§ Your objective
Beneath this sentence is a set of records; write each of them out exactly.

§ Dataset records
______________________________
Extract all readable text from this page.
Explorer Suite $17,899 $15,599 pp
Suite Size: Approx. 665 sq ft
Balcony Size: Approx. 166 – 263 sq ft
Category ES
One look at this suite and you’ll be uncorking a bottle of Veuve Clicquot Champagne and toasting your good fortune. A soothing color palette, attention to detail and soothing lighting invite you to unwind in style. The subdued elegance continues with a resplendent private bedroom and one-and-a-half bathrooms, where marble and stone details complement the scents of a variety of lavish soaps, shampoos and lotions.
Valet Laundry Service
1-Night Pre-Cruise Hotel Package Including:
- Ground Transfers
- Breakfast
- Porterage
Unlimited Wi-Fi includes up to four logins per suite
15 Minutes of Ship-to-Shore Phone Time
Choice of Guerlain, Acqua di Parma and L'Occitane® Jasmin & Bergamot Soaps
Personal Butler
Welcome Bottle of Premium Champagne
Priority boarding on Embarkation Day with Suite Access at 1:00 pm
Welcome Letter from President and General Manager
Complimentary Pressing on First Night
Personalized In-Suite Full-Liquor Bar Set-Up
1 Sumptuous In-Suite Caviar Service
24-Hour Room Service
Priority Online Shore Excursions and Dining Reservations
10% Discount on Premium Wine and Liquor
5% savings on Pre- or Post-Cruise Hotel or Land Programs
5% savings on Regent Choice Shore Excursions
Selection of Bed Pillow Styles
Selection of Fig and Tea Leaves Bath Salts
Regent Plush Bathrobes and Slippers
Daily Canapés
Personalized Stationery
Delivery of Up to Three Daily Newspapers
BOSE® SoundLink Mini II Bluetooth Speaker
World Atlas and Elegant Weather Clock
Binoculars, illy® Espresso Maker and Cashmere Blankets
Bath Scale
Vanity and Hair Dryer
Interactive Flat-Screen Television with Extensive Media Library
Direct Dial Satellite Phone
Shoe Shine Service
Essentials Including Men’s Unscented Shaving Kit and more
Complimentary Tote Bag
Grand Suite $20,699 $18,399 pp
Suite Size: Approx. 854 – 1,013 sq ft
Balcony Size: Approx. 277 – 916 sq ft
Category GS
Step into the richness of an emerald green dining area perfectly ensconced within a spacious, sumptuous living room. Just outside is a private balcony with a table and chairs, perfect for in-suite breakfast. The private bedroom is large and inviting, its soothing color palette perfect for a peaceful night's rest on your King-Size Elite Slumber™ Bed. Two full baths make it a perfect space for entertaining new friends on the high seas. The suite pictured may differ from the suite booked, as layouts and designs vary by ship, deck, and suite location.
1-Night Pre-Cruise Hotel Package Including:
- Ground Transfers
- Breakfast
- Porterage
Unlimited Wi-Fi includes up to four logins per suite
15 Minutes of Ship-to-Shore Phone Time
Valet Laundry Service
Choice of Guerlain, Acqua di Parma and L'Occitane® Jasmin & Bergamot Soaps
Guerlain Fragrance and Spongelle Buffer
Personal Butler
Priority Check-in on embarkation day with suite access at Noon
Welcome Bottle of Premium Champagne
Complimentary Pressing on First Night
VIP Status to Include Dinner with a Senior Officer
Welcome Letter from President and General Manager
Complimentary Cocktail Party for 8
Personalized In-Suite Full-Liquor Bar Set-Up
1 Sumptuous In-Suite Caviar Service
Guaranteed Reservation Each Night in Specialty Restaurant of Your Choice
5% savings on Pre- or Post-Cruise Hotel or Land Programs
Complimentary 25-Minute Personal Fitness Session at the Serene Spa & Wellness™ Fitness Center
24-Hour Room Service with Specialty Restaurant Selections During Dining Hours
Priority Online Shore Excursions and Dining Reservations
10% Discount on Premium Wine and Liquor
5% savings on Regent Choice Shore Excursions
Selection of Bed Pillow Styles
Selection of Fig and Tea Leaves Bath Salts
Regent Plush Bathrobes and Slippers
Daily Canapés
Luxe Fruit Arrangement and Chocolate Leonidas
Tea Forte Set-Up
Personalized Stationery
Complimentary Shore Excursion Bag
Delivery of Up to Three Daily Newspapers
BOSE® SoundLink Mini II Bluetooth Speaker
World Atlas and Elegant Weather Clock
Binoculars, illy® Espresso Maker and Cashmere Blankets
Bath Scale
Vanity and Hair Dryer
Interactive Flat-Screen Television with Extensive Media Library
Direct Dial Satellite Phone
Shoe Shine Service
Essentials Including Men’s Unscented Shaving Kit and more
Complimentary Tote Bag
______________________________
§ Problem solution
Extract all readable text from this page.
Explorer Suite $17,899 $15,599 pp
Suite Size: Approx. 665 sq ft
Balcony Size: Approx. 166 – 263 sq ft
Category ES
One look at this suite and you’ll be uncorking a bottle of Veuve Clicquot Champagne and toasting your good fortune. A soothing color palette, attention to detail and soothing lighting invite you to unwind in style. The subdued elegance continues with a resplendent private bedroom and one-and-a-half bathrooms, where marble and stone details complement the scents of a variety of lavish soaps, shampoos and lotions.
Valet Laundry Service
1-Night Pre-Cruise Hotel Package Including:
- Ground Transfers
- Breakfast
- Porterage
Unlimited Wi-Fi includes up to four logins per suite
15 Minutes of Ship-to-Shore Phone Time
Choice of Guerlain, Acqua di Parma and L'Occitane® Jasmin & Bergamot Soaps
Personal Butler
Welcome Bottle of Premium Champagne
Priority boarding on Embarkation Day with Suite Access at 1:00 pm
Welcome Letter from President and General Manager
Complimentary Pressing on First Night
Personalized In-Suite Full-Liquor Bar Set-Up
1 Sumptuous In-Suite Caviar Service
24-Hour Room Service
Priority Online Shore Excursions and Dining Reservations
10% Discount on Premium Wine and Liquor
5% savings on Pre- or Post-Cruise Hotel or Land Programs
5% savings on Regent Choice Shore Excursions
Selection of Bed Pillow Styles
Selection of Fig and Tea Leaves Bath Salts
Regent Plush Bathrobes and Slippers
Daily Canapés
Personalized Stationery
Delivery of Up to Three Daily Newspapers
BOSE® SoundLink Mini II Bluetooth Speaker
World Atlas and Elegant Weather Clock
Binoculars, illy® Espresso Maker and Cashmere Blankets
Bath Scale
Vanity and Hair Dryer
Interactive Flat-Screen Television with Extensive Media Library
Direct Dial Satellite Phone
Shoe Shine Service
Essentials Including Men’s Unscented Shaving Kit and more
Complimentary Tote Bag
Grand Suite $20,699 $18,399 pp
Suite Size: Approx. 854 – 1,013 sq ft
Balcony Size: Approx. 277 – 916 sq ft
Category GS
Step into the richness of an emerald green dining area perfectly ensconced within a spacious, sumptuous living room. Just outside is a private balcony with a table and chairs, perfect for in-suite breakfast. The private bedroom is large and inviting, its soothing color palette perfect for a peaceful night's rest on your King-Size Elite Slumber™ Bed. Two full baths make it a perfect space for entertaining new friends on the high seas. The suite pictured may differ from the suite booked, as layouts and designs vary by ship, deck, and suite location.
1-Night Pre-Cruise Hotel Package Including:
- Ground Transfers
- Breakfast
- Porterage
Unlimited Wi-Fi includes up to four logins per suite
15 Minutes of Ship-to-Shore Phone Time
Valet Laundry Service
Choice of Guerlain, Acqua di Parma and L'Occitane® Jasmin & Bergamot Soaps
Guerlain Fragrance and Spongelle Buffer
Personal Butler
Priority Check-in on embarkation day with suite access at Noon
Welcome Bottle of Premium Champagne
Complimentary Pressing on First Night
VIP Status to Include Dinner with a Senior Officer
Welcome Letter from President and General Manager
Complimentary Cocktail Party for 8
Personalized In-Suite Full-Liquor Bar Set-Up
1 Sumptuous In-Suite Caviar Service
Guaranteed Reservation Each Night in Specialty Restaurant of Your Choice
5% savings on Pre- or Post-Cruise Hotel or Land Programs
Complimentary 25-Minute Personal Fitness Session at the Serene Spa & Wellness™ Fitness Center
24-Hour Room Service with Specialty Restaurant Selections During Dining Hours
Priority Online Shore Excursions and Dining Reservations
10% Discount on Premium Wine and Liquor
5% savings on Regent Choice Shore Excursions
Selection of Bed Pillow Styles
Selection of Fig and Tea Leaves Bath Salts
Regent Plush Bathrobes and Slippers
Daily Canapés
Luxe Fruit Arrangement and Chocolate Leonidas
Tea Forte Set-Up
Personalized Stationery
Complimentary Shore Excursion Bag
Delivery of Up to Three Daily Newspapers
BOSE® SoundLink Mini II Bluetooth Speaker
World Atlas and Elegant Weather Clock
Binoculars, illy® Espresso Maker and Cashmere Blankets
Bath Scale
Vanity and Hair Dryer
Interactive Flat-Screen Television with Extensive Media Library
Direct Dial Satellite Phone
Shoe Shine Service
Essentials Including Men’s Unscented Shaving Kit and more
Complimentary Tote Bag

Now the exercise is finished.